◆ Data for this exercise ◆

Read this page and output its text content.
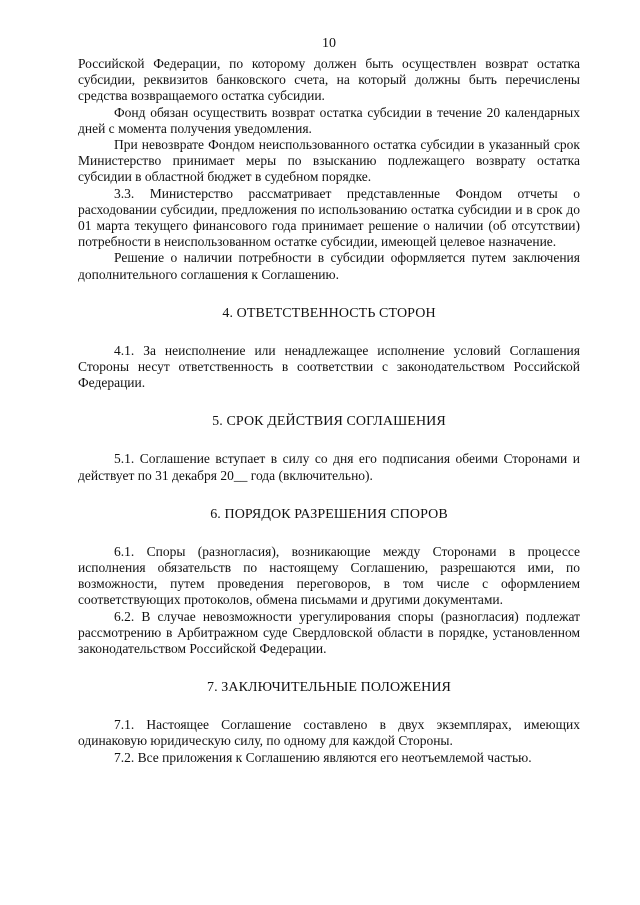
10

Российской Федерации, по которому должен быть осуществлен возврат остатка субсидии, реквизитов банковского счета, на который должны быть перечислены средства возвращаемого остатка субсидии.

Фонд обязан осуществить возврат остатка субсидии в течение 20 календарных дней с момента получения уведомления.

При невозврате Фондом неиспользованного остатка субсидии в указанный срок Министерство принимает меры по взысканию подлежащего возврату остатка субсидии в областной бюджет в судебном порядке.

3.3. Министерство рассматривает представленные Фондом отчеты о расходовании субсидии, предложения по использованию остатка субсидии и в срок до 01 марта текущего финансового года принимает решение о наличии (об отсутствии) потребности в неиспользованном остатке субсидии, имеющей целевое назначение.

Решение о наличии потребности в субсидии оформляется путем заключения дополнительного соглашения к Соглашению.

4. ОТВЕТСТВЕННОСТЬ СТОРОН

4.1. За неисполнение или ненадлежащее исполнение условий Соглашения Стороны несут ответственность в соответствии с законодательством Российской Федерации.

5. СРОК ДЕЙСТВИЯ СОГЛАШЕНИЯ

5.1. Соглашение вступает в силу со дня его подписания обеими Сторонами и действует по 31 декабря 20__ года (включительно).

6. ПОРЯДОК РАЗРЕШЕНИЯ СПОРОВ

6.1. Споры (разногласия), возникающие между Сторонами в процессе исполнения обязательств по настоящему Соглашению, разрешаются ими, по возможности, путем проведения переговоров, в том числе с оформлением соответствующих протоколов, обмена письмами и другими документами.

6.2. В случае невозможности урегулирования споры (разногласия) подлежат рассмотрению в Арбитражном суде Свердловской области в порядке, установленном законодательством Российской Федерации.

7. ЗАКЛЮЧИТЕЛЬНЫЕ ПОЛОЖЕНИЯ

7.1. Настоящее Соглашение составлено в двух экземплярах, имеющих одинаковую юридическую силу, по одному для каждой Стороны.

7.2. Все приложения к Соглашению являются его неотъемлемой частью.
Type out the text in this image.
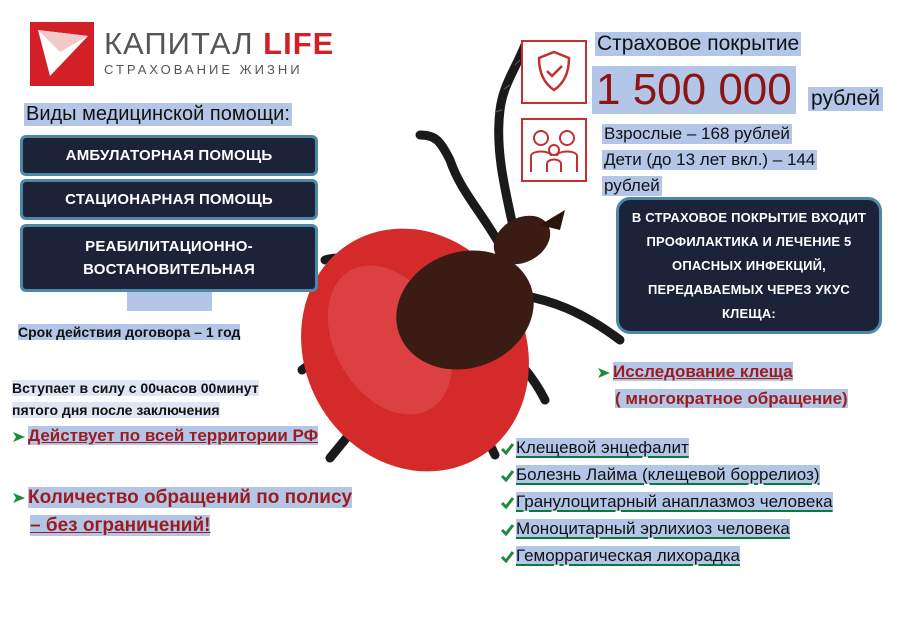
КАПИТАЛ LIFE
СТРАХОВАНИЕ ЖИЗНИ
Виды медицинской помощи:
АМБУЛАТОРНАЯ ПОМОЩЬ
СТАЦИОНАРНАЯ ПОМОЩЬ
РЕАБИЛИТАЦИОННО-
ВОСТАНОВИТЕЛЬНАЯ
Срок действия договора – 1 год
Вступает в силу с 00часов 00минут
пятого дня после заключения
Действует по всей территории РФ
Количество обращений по полису
– без ограничений!
Страховое покрытие
1 500 000 рублей
Взрослые – 168 рублей
Дети (до 13 лет вкл.) – 144
рублей
В СТРАХОВОЕ ПОКРЫТИЕ ВХОДИТ ПРОФИЛАКТИКА И ЛЕЧЕНИЕ 5 ОПАСНЫХ ИНФЕКЦИЙ, ПЕРЕДАВАЕМЫХ ЧЕРЕЗ УКУС КЛЕЩА:
Исследование клеща
( многократное обращение)
Клещевой энцефалит
Болезнь Лайма (клещевой боррелиоз)
Гранулоцитарный анаплазмоз человека
Моноцитарный эрлихиоз человека
Геморрагическая лихорадка
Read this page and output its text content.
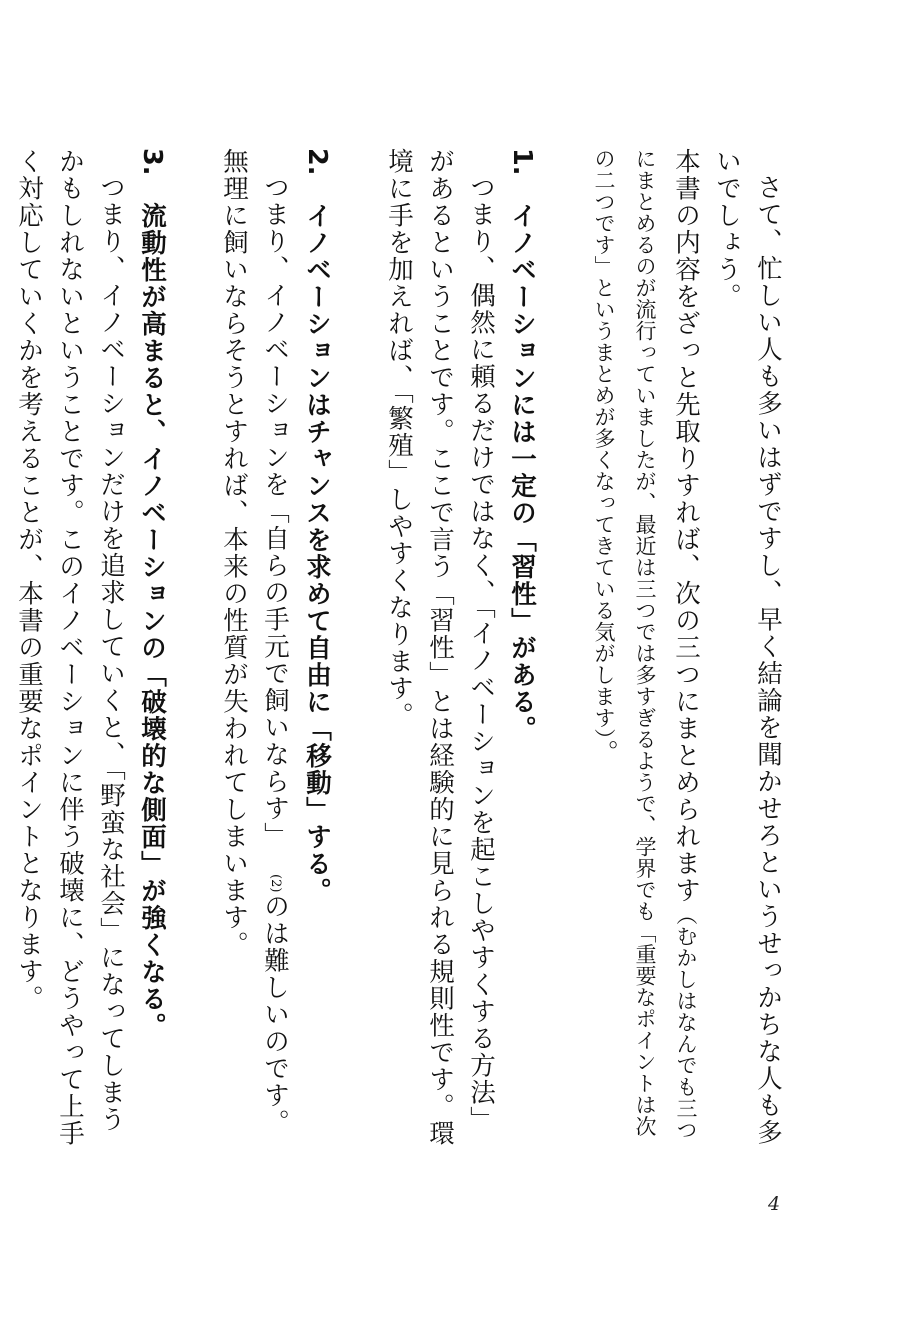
さて、忙しい人も多いはずですし、早く結論を聞かせろというせっかちな人も多いでしょう。

本書の内容をざっと先取りすれば、次の三つにまとめられます（むかしはなんでも三つにまとめるのが流行っていましたが、最近は三つでは多すぎるようで、学界でも「重要なポイントは次の二つです」というまとめが多くなってきている気がします）。

1.　イノベーションには一定の「習性」がある。

つまり、偶然に頼るだけではなく、「イノベーションを起こしやすくする方法」があるということです。ここで言う「習性」とは経験的に見られる規則性です。環境に手を加えれば、「繁殖」しやすくなります。

2.　イノベーションはチャンスを求めて自由に「移動」する。

つまり、イノベーションを「自らの手元で飼いならす」(2)のは難しいのです。無理に飼いならそうとすれば、本来の性質が失われてしまいます。

3.　流動性が高まると、イノベーションの「破壊的な側面」が強くなる。

つまり、イノベーションだけを追求していくと、「野蛮な社会」になってしまうかもしれないということです。このイノベーションに伴う破壊に、どうやって上手く対応していくかを考えることが、本書の重要なポイントとなります。

4
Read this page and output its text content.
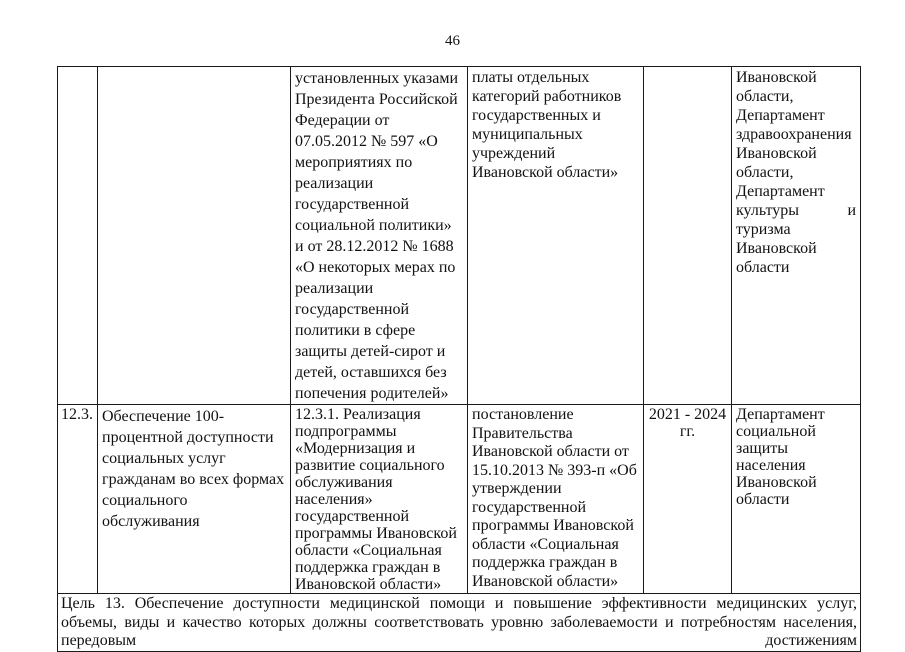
46
		установленных указами Президента Российской Федерации от 07.05.2012 № 597 «О мероприятиях по реализации государственной социальной политики» и от 28.12.2012 № 1688 «О некоторых мерах по реализации государственной политики в сфере защиты детей-сирот и детей, оставшихся без попечения родителей»	платы отдельных категорий работников государственных и муниципальных учреждений Ивановской области»		Ивановской области, Департамент здравоохранения Ивановской области, Департамент культуры и туризма Ивановской области
12.3.	Обеспечение 100-процентной доступности социальных услуг гражданам во всех формах социального обслуживания	12.3.1. Реализация подпрограммы «Модернизация и развитие социального обслуживания населения» государственной программы Ивановской области «Социальная поддержка граждан в Ивановской области»	постановление Правительства Ивановской области от 15.10.2013 № 393-п «Об утверждении государственной программы Ивановской области «Социальная поддержка граждан в Ивановской области»	2021 - 2024 гг.	Департамент социальной защиты населения Ивановской области
Цель 13. Обеспечение доступности медицинской помощи и повышение эффективности медицинских услуг, объемы, виды и качество которых должны соответствовать уровню заболеваемости и потребностям населения, передовым достижениям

◆ Given instruction ◆
Without the pictures, output the full listing exactly as it stands.

◆ Exercise output ◆
Read this page and output its text content.
10

Российской Федерации, по которому должен быть осуществлен возврат остатка субсидии, реквизитов банковского счета, на который должны быть перечислены средства возвращаемого остатка субсидии.

Фонд обязан осуществить возврат остатка субсидии в течение 20 календарных дней с момента получения уведомления.

При невозврате Фондом неиспользованного остатка субсидии в указанный срок Министерство принимает меры по взысканию подлежащего возврату остатка субсидии в областной бюджет в судебном порядке.

3.3. Министерство рассматривает представленные Фондом отчеты о расходовании субсидии, предложения по использованию остатка субсидии и в срок до 01 марта текущего финансового года принимает решение о наличии (об отсутствии) потребности в неиспользованном остатке субсидии, имеющей целевое назначение.

Решение о наличии потребности в субсидии оформляется путем заключения дополнительного соглашения к Соглашению.

4. ОТВЕТСТВЕННОСТЬ СТОРОН

4.1. За неисполнение или ненадлежащее исполнение условий Соглашения Стороны несут ответственность в соответствии с законодательством Российской Федерации.

5. СРОК ДЕЙСТВИЯ СОГЛАШЕНИЯ

5.1. Соглашение вступает в силу со дня его подписания обеими Сторонами и действует по 31 декабря 20__ года (включительно).

6. ПОРЯДОК РАЗРЕШЕНИЯ СПОРОВ

6.1. Споры (разногласия), возникающие между Сторонами в процессе исполнения обязательств по настоящему Соглашению, разрешаются ими, по возможности, путем проведения переговоров, в том числе с оформлением соответствующих протоколов, обмена письмами и другими документами.

6.2. В случае невозможности урегулирования споры (разногласия) подлежат рассмотрению в Арбитражном суде Свердловской области в порядке, установленном законодательством Российской Федерации.

7. ЗАКЛЮЧИТЕЛЬНЫЕ ПОЛОЖЕНИЯ

7.1. Настоящее Соглашение составлено в двух экземплярах, имеющих одинаковую юридическую силу, по одному для каждой Стороны.

7.2. Все приложения к Соглашению являются его неотъемлемой частью.
Type out the text in this image.
КАПИТАЛ LIFE
СТРАХОВАНИЕ ЖИЗНИ
Виды медицинской помощи:
АМБУЛАТОРНАЯ ПОМОЩЬ
СТАЦИОНАРНАЯ ПОМОЩЬ
РЕАБИЛИТАЦИОННО-
ВОСТАНОВИТЕЛЬНАЯ
Срок действия договора – 1 год
Вступает в силу с 00часов 00минут
пятого дня после заключения
Действует по всей территории РФ
Количество обращений по полису
– без ограничений!
Страховое покрытие
1 500 000 рублей
Взрослые – 168 рублей
Дети (до 13 лет вкл.) – 144
рублей
В СТРАХОВОЕ ПОКРЫТИЕ ВХОДИТ ПРОФИЛАКТИКА И ЛЕЧЕНИЕ 5 ОПАСНЫХ ИНФЕКЦИЙ, ПЕРЕДАВАЕМЫХ ЧЕРЕЗ УКУС КЛЕЩА:
Исследование клеща
( многократное обращение)
Клещевой энцефалит
Болезнь Лайма (клещевой боррелиоз)
Гранулоцитарный анаплазмоз человека
Моноцитарный эрлихиоз человека
Геморрагическая лихорадка
Read this page and output its text content.
さて、忙しい人も多いはずですし、早く結論を聞かせろというせっかちな人も多いでしょう。

本書の内容をざっと先取りすれば、次の三つにまとめられます（むかしはなんでも三つにまとめるのが流行っていましたが、最近は三つでは多すぎるようで、学界でも「重要なポイントは次の二つです」というまとめが多くなってきている気がします）。

1.　イノベーションには一定の「習性」がある。

つまり、偶然に頼るだけではなく、「イノベーションを起こしやすくする方法」があるということです。ここで言う「習性」とは経験的に見られる規則性です。環境に手を加えれば、「繁殖」しやすくなります。

2.　イノベーションはチャンスを求めて自由に「移動」する。

つまり、イノベーションを「自らの手元で飼いならす」(2)のは難しいのです。無理に飼いならそうとすれば、本来の性質が失われてしまいます。

3.　流動性が高まると、イノベーションの「破壊的な側面」が強くなる。

つまり、イノベーションだけを追求していくと、「野蛮な社会」になってしまうかもしれないということです。このイノベーションに伴う破壊に、どうやって上手く対応していくかを考えることが、本書の重要なポイントとなります。

4
Read this page and output its text content.
46
		установленных указами Президента Российской Федерации от 07.05.2012 № 597 «О мероприятиях по реализации государственной социальной политики» и от 28.12.2012 № 1688 «О некоторых мерах по реализации государственной политики в сфере защиты детей-сирот и детей, оставшихся без попечения родителей»	платы отдельных категорий работников государственных и муниципальных учреждений Ивановской области»		Ивановской области, Департамент здравоохранения Ивановской области, Департамент культуры и туризма Ивановской области
12.3.	Обеспечение 100-процентной доступности социальных услуг гражданам во всех формах социального обслуживания	12.3.1. Реализация подпрограммы «Модернизация и развитие социального обслуживания населения» государственной программы Ивановской области «Социальная поддержка граждан в Ивановской области»	постановление Правительства Ивановской области от 15.10.2013 № 393-п «Об утверждении государственной программы Ивановской области «Социальная поддержка граждан в Ивановской области»	2021 - 2024 гг.	Департамент социальной защиты населения Ивановской области
Цель 13. Обеспечение доступности медицинской помощи и повышение эффективности медицинских услуг, объемы, виды и качество которых должны соответствовать уровню заболеваемости и потребностям населения, передовым достижениям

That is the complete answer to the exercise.